**Do this**
Repeat word for word the part of the church AV text below, starting with "Technology renovations can" and going on through "and fundraising efforts.".

**Source text**
New Construction Projects

On new construction it's common for the architect or GC to hold off on engaging an AV company in order to maintain control of the architectural details of the project. This delay often results in decisions about acoustics, room layout, wall orientation, booth location and other logistics that are difficult, if not impossible, to correct later in the project. Audio and visual communication are key to a functioning worship facility. Don't wait until late in the process.

A qualified AV Company should be part of the architect's MEP (mechanical, electrical, plumbing) team during the design development phase of the project. Having a partner available to provide consultation in the process can save you tens of thousands of dollars. It will also improve the probability that your systems will look and sound great and be easy to use.

Worship Technology Renovations

Technology renovations can range from simple upgrades of existing systems to more invasive replacement of technology, often alongside aesthetic updates like paint, carpet and seating upgrades. These projects can be fraught with challenges related to installing elements in a facility that was not designed for modern presentation technology. 

One of the first steps in any worship technology renovation should be interviewing and selecting a qualified AV Company to serve as the church's partner in the process.  A qualified AV Company will provide guidance and help you explore possibilities that may not be obvious to your tech team or committee. Tools such as computer modeling and 3D illustrations can help your team work through the technical and logistical challenges, as well as, assisting your team with capital campaigns and fundraising efforts.

If you wait until late in the process and ask multiple companies for proposals on the back end, you'll find yourself selecting from a few companies' best-guesses at what your needs really are, instead of working as a team to develop the ideal solution for your project.

Considering DIY?

Most churches would be well-advised to resist the temptation to undertake a church sound system installation project on their own using volunteers or in-house staff. In some limited instances this approach may be effective, but more often than not the results are disappointing, if not dangerous. Before moving forward with a DIY sound system installation project, please consider the following:

Safety - A qualified AV Company will provide a team of trained professionals with a knowledge of rigging, electrical codes, OSHA guidelines and safe practices of system design and installation.  We routinely encounter unsafe conditions like improper rigging and electrical code violations on DIY installation projects. Safety should be your church's first concern, and without the relevant experience with similar projects your volunteer team is probably not qualified to perform the work. 

Liability - Most church insurance policies are designed to cover "normal" church activities. Overhead rigging, operation of hydraulic lifts/construction equipment and electrical work will not be covered under most policies.

Additionally, in the event of a claim, your insurance company will begin an investigation to determine fault. The church's due diligence should include hiring licensed professionals with the proper qualifications to complete the work, and in some instances, using a team of volunteers or inexperienced staff members performing work outside of "normal" church activities could potentially be the basis for the denial of a claim. Before considering a DIY installation project contact your insurance provider to understand your coverage and exposure.

Experience - Driving a fast car doesn't qualify you to build a race car any more than running sound qualifies a tech to design and install a large-scale system. They are completely different skill sets, and experience is the best teacher. Will your church be better served by a person who is designing their second system or their 200th?

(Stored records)
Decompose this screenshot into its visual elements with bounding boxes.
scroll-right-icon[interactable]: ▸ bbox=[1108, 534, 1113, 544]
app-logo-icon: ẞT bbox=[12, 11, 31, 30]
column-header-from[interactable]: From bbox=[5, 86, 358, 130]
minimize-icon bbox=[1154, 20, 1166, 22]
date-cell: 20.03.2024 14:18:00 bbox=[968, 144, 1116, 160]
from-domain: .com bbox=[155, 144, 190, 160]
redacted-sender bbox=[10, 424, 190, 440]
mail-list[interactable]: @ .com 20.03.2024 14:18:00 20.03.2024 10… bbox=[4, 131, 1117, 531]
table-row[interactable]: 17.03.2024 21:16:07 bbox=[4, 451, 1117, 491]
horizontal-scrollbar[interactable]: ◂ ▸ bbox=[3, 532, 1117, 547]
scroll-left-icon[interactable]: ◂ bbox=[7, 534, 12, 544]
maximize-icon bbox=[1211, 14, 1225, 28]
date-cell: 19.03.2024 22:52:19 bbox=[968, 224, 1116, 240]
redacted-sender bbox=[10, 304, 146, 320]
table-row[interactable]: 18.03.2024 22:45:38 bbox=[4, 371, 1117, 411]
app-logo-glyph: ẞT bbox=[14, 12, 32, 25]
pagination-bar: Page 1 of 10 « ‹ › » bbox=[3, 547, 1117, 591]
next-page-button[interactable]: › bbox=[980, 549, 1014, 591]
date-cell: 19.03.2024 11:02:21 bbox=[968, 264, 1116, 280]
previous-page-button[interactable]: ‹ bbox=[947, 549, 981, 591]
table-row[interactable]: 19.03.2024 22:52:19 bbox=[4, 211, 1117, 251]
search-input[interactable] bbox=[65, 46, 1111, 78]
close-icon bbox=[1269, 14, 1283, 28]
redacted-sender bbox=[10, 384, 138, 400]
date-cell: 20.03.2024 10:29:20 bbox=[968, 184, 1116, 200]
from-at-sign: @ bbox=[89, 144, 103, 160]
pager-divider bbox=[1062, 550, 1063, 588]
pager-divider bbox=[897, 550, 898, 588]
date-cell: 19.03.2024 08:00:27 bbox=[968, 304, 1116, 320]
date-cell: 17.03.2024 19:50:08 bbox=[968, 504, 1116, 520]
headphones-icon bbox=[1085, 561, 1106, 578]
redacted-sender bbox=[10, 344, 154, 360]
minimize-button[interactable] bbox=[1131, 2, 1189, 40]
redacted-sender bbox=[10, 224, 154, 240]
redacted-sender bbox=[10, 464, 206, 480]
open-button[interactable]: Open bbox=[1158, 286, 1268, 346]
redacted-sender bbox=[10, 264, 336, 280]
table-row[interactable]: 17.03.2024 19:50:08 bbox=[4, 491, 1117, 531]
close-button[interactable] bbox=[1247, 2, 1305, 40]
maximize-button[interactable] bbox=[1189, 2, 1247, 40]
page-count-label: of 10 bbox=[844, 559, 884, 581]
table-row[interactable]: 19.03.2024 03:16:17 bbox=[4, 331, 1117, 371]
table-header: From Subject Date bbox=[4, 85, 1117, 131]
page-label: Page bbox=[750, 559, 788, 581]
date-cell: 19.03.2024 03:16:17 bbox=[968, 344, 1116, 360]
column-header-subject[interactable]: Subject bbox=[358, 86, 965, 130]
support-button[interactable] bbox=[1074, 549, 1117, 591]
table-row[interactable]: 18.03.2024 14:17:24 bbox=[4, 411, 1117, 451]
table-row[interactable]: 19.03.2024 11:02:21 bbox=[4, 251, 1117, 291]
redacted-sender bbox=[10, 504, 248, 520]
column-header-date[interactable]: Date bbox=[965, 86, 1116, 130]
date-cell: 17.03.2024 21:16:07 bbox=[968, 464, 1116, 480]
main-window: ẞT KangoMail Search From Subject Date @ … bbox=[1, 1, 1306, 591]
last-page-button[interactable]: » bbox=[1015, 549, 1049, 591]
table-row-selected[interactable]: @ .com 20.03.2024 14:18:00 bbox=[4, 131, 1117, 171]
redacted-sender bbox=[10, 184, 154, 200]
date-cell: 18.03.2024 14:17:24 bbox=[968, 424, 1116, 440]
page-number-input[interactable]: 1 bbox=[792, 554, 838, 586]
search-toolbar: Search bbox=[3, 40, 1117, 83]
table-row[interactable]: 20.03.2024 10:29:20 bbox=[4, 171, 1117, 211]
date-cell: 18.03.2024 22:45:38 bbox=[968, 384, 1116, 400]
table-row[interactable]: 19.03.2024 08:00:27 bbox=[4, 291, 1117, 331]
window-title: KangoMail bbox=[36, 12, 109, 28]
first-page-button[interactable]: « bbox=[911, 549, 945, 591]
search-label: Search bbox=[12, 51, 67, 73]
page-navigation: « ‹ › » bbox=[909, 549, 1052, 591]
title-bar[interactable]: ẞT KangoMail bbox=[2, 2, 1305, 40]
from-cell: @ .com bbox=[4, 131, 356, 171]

**Correct result**
Technology renovations can range from simple upgrades of existing systems to more invasive replacement of technology, often alongside aesthetic updates like paint, carpet and seating upgrades. These projects can be fraught with challenges related to installing elements in a facility that was not designed for modern presentation technology. 

One of the first steps in any worship technology renovation should be interviewing and selecting a qualified AV Company to serve as the church's partner in the process.  A qualified AV Company will provide guidance and help you explore possibilities that may not be obvious to your tech team or committee. Tools such as computer modeling and 3D illustrations can help your team work through the technical and logistical challenges, as well as, assisting your team with capital campaigns and fundraising efforts.